== Provided records

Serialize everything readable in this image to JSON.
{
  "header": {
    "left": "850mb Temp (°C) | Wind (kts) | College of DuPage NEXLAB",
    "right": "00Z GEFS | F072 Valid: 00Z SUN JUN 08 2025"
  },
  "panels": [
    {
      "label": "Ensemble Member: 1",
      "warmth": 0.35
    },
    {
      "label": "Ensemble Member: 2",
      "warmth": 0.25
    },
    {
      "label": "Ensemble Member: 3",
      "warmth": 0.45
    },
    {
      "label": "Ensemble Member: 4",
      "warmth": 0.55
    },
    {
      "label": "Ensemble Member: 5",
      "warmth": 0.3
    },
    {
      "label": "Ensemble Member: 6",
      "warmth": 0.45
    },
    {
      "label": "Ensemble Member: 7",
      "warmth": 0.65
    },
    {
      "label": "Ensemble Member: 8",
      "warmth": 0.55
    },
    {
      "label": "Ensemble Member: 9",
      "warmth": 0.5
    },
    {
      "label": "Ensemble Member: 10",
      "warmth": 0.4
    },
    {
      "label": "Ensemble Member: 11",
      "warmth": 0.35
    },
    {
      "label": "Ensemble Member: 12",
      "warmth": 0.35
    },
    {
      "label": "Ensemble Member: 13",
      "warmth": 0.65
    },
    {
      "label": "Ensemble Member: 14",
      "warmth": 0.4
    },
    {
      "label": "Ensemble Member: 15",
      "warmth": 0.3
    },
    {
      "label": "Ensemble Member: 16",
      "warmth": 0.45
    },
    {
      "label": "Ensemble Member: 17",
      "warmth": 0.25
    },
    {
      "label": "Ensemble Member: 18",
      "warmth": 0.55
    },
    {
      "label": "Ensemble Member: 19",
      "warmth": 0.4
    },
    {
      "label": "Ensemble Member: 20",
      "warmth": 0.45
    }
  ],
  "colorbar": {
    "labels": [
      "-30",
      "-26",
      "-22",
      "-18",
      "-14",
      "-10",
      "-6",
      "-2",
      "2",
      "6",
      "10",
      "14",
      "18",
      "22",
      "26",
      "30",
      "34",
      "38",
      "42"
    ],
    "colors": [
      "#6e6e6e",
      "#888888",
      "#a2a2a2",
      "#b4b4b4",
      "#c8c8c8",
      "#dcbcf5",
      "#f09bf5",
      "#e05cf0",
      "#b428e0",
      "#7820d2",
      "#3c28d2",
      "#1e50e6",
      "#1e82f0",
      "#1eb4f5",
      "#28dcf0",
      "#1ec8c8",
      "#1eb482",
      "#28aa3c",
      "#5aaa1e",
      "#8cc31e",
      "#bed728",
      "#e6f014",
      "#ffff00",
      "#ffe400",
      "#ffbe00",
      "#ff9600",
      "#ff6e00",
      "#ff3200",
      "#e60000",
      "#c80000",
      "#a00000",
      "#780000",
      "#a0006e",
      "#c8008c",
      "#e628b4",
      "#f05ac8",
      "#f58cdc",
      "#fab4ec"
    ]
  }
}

====

**Given instruction**
Nothing should be left out: return all of the records exactly.

**Completed exercise**
Serialize everything readable in this image to JSON.
{
  "header": {
    "left": "850mb Temp (°C) | Wind (kts) | College of DuPage NEXLAB",
    "right": "00Z GEFS | F072 Valid: 00Z SUN JUN 08 2025"
  },
  "panels": [
    {
      "label": "Ensemble Member: 1",
      "warmth": 0.35
    },
    {
      "label": "Ensemble Member: 2",
      "warmth": 0.25
    },
    {
      "label": "Ensemble Member: 3",
      "warmth": 0.45
    },
    {
      "label": "Ensemble Member: 4",
      "warmth": 0.55
    },
    {
      "label": "Ensemble Member: 5",
      "warmth": 0.3
    },
    {
      "label": "Ensemble Member: 6",
      "warmth": 0.45
    },
    {
      "label": "Ensemble Member: 7",
      "warmth": 0.65
    },
    {
      "label": "Ensemble Member: 8",
      "warmth": 0.55
    },
    {
      "label": "Ensemble Member: 9",
      "warmth": 0.5
    },
    {
      "label": "Ensemble Member: 10",
      "warmth": 0.4
    },
    {
      "label": "Ensemble Member: 11",
      "warmth": 0.35
    },
    {
      "label": "Ensemble Member: 12",
      "warmth": 0.35
    },
    {
      "label": "Ensemble Member: 13",
      "warmth": 0.65
    },
    {
      "label": "Ensemble Member: 14",
      "warmth": 0.4
    },
    {
      "label": "Ensemble Member: 15",
      "warmth": 0.3
    },
    {
      "label": "Ensemble Member: 16",
      "warmth": 0.45
    },
    {
      "label": "Ensemble Member: 17",
      "warmth": 0.25
    },
    {
      "label": "Ensemble Member: 18",
      "warmth": 0.55
    },
    {
      "label": "Ensemble Member: 19",
      "warmth": 0.4
    },
    {
      "label": "Ensemble Member: 20",
      "warmth": 0.45
    }
  ],
  "colorbar": {
    "labels": [
      "-30",
      "-26",
      "-22",
      "-18",
      "-14",
      "-10",
      "-6",
      "-2",
      "2",
      "6",
      "10",
      "14",
      "18",
      "22",
      "26",
      "30",
      "34",
      "38",
      "42"
    ],
    "colors": [
      "#6e6e6e",
      "#888888",
      "#a2a2a2",
      "#b4b4b4",
      "#c8c8c8",
      "#dcbcf5",
      "#f09bf5",
      "#e05cf0",
      "#b428e0",
      "#7820d2",
      "#3c28d2",
      "#1e50e6",
      "#1e82f0",
      "#1eb4f5",
      "#28dcf0",
      "#1ec8c8",
      "#1eb482",
      "#28aa3c",
      "#5aaa1e",
      "#8cc31e",
      "#bed728",
      "#e6f014",
      "#ffff00",
      "#ffe400",
      "#ffbe00",
      "#ff9600",
      "#ff6e00",
      "#ff3200",
      "#e60000",
      "#c80000",
      "#a00000",
      "#780000",
      "#a0006e",
      "#c8008c",
      "#e628b4",
      "#f05ac8",
      "#f58cdc",
      "#fab4ec"
    ]
  }
}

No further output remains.